*Goal*:
Show every line in the entries below where the word "Quadrant" appears.
-- Start Listed entries --
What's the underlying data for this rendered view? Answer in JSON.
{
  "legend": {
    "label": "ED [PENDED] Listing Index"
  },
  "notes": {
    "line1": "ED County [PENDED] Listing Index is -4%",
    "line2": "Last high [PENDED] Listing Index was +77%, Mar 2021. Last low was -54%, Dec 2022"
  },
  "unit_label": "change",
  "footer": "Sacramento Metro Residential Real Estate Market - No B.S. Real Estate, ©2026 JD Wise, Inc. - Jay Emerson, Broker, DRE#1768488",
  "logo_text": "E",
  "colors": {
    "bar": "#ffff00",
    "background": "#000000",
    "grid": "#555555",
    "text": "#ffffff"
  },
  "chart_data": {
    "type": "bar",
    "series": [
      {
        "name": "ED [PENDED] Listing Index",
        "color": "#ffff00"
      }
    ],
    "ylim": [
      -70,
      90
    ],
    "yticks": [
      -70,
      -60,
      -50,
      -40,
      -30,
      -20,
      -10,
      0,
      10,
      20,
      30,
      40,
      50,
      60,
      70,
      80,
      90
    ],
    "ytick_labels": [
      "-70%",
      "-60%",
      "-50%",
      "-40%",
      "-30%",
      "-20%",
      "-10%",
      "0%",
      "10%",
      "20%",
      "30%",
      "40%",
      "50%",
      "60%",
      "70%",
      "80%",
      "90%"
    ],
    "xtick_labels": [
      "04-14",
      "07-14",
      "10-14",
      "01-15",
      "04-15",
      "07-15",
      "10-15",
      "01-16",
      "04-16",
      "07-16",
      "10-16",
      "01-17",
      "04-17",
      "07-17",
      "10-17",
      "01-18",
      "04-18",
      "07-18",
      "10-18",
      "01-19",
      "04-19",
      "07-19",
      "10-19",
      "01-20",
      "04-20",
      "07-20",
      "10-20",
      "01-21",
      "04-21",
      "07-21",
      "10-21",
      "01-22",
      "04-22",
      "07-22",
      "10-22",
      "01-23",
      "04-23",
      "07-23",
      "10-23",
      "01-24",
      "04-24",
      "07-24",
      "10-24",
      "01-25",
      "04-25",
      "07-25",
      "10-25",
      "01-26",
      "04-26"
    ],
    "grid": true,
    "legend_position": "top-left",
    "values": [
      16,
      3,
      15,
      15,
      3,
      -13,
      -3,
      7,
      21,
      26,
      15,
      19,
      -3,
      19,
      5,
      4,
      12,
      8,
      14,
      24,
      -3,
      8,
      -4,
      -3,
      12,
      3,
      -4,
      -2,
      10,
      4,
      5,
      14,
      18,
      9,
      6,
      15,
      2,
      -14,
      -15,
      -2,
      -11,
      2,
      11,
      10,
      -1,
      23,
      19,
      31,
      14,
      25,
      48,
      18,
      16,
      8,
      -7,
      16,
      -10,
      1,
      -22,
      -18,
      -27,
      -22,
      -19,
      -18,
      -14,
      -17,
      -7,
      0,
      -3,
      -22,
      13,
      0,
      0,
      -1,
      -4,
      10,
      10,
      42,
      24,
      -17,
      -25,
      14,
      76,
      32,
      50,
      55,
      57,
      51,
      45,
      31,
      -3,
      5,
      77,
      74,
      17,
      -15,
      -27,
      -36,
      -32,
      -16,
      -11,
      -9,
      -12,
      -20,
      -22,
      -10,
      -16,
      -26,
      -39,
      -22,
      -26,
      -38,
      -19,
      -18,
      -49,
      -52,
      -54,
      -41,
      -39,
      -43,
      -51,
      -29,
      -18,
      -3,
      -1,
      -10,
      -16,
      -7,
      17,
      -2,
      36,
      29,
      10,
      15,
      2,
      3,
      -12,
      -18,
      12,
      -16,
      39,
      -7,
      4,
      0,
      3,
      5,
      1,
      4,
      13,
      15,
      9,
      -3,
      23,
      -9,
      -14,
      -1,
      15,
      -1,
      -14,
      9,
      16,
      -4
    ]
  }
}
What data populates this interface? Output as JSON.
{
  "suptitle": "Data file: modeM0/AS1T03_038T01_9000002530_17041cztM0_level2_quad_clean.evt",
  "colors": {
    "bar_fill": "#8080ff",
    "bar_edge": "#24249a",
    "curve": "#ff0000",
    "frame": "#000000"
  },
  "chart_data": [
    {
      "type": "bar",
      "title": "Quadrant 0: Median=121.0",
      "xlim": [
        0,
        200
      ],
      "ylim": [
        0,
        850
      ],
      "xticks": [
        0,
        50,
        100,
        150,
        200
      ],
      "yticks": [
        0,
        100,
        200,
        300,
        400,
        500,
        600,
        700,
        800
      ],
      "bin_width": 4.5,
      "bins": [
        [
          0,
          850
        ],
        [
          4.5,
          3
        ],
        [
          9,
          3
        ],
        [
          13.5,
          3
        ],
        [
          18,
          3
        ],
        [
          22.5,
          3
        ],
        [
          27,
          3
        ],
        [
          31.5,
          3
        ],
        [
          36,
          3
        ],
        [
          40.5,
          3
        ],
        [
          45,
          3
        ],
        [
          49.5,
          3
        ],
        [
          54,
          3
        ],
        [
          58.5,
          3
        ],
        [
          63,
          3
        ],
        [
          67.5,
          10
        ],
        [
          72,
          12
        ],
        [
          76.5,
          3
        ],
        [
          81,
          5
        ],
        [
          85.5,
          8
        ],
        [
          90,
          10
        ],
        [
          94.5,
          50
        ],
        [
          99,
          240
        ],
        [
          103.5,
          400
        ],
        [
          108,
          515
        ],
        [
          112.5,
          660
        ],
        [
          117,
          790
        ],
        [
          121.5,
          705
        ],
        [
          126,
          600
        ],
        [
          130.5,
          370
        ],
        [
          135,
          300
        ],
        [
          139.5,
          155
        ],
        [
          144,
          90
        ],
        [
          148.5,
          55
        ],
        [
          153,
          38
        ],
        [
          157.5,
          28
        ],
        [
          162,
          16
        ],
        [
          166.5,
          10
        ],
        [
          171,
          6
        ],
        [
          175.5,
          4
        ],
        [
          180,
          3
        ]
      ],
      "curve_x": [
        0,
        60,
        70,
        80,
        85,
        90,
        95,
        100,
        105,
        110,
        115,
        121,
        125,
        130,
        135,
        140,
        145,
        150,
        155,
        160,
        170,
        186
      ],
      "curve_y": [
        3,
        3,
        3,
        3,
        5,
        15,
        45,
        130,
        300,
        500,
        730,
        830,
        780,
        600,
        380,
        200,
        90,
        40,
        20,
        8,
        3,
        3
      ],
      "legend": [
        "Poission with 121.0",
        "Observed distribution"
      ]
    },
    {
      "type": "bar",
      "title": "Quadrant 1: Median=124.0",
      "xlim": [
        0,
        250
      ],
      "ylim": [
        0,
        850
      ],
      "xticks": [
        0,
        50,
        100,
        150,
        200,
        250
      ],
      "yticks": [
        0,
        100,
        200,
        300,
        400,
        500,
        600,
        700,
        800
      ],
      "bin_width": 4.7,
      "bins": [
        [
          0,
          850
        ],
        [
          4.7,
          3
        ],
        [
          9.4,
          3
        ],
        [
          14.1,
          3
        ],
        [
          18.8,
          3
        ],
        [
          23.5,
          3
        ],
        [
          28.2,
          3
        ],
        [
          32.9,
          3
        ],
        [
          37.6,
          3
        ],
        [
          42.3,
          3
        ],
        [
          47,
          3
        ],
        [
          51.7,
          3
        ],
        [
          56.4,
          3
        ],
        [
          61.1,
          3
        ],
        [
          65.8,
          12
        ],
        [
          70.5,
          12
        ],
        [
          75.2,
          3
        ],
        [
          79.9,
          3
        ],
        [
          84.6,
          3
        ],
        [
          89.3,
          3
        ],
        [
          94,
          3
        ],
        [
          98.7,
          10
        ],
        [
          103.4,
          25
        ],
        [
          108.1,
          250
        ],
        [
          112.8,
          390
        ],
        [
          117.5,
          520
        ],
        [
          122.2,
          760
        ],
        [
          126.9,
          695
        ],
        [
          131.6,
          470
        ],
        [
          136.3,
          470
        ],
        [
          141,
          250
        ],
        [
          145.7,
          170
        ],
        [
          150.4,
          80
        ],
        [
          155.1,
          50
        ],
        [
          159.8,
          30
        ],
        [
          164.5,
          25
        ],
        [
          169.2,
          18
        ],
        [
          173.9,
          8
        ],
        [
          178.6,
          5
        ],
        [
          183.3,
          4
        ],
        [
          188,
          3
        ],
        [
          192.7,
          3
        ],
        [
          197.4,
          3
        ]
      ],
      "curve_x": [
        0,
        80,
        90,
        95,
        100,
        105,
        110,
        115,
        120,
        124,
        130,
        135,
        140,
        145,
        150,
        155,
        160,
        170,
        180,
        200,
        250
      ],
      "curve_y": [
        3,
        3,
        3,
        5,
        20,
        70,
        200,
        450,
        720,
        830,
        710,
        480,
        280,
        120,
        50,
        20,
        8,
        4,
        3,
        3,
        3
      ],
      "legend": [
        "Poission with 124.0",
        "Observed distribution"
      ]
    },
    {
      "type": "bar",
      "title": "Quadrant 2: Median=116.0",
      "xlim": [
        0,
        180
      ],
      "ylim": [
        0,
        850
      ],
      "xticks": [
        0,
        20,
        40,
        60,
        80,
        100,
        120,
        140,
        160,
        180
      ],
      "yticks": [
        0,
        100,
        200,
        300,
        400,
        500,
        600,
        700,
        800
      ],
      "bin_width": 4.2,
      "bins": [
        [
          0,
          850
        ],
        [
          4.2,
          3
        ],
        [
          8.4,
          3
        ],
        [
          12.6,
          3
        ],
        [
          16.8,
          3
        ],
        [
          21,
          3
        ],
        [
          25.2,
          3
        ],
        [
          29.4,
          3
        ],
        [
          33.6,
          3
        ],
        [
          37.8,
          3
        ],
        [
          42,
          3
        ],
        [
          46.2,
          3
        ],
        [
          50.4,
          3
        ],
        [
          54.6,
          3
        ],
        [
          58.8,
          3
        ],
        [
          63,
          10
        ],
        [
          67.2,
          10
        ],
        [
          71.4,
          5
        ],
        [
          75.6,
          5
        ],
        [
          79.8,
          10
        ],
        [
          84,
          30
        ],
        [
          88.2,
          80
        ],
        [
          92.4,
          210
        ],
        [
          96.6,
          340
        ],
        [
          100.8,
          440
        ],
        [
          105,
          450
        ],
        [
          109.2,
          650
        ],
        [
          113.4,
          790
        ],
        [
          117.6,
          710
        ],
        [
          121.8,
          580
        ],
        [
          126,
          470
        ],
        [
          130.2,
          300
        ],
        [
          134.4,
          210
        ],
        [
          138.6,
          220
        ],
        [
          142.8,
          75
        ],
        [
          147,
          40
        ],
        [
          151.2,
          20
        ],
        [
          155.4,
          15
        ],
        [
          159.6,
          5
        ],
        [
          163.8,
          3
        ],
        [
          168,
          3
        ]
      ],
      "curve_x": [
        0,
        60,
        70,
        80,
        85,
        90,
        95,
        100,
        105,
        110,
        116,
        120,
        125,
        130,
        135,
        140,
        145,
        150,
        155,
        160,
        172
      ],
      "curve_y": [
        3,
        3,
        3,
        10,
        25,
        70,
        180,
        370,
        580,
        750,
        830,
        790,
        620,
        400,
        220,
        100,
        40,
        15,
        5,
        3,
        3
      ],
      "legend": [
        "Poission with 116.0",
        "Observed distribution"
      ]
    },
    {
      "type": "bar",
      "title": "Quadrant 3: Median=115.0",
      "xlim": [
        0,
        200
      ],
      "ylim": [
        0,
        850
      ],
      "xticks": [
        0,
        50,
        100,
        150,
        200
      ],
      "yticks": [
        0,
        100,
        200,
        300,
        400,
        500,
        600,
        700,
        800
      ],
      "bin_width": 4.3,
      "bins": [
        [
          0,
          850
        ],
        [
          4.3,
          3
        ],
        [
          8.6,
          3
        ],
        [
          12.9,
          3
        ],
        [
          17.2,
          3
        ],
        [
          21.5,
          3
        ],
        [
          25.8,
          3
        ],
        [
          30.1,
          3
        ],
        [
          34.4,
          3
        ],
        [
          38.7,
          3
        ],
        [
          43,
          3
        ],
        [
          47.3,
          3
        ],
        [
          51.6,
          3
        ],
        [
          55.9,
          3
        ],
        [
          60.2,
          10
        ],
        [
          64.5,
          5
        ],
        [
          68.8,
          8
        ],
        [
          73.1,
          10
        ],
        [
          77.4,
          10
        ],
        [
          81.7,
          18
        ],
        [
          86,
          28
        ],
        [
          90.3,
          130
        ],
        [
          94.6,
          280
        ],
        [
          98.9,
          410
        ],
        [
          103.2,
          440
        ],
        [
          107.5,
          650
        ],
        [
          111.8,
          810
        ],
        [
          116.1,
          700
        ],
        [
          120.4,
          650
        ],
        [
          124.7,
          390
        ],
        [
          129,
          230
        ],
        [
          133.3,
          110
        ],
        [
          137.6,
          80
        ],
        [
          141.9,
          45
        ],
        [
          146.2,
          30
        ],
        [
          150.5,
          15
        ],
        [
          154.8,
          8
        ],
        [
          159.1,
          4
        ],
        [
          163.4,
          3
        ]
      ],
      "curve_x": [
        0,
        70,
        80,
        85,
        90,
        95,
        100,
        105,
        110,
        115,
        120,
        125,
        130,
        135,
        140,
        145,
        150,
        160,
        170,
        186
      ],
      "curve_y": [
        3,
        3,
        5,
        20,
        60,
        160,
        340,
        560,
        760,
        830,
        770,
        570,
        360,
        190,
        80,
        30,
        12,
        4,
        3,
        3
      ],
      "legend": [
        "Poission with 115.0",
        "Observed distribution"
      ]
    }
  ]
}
-- End Listed entries --
*Expected answer*:
      "title": "Quadrant 0: Median=121.0",
      "title": "Quadrant 1: Median=124.0",
      "title": "Quadrant 2: Median=116.0",
      "title": "Quadrant 3: Median=115.0",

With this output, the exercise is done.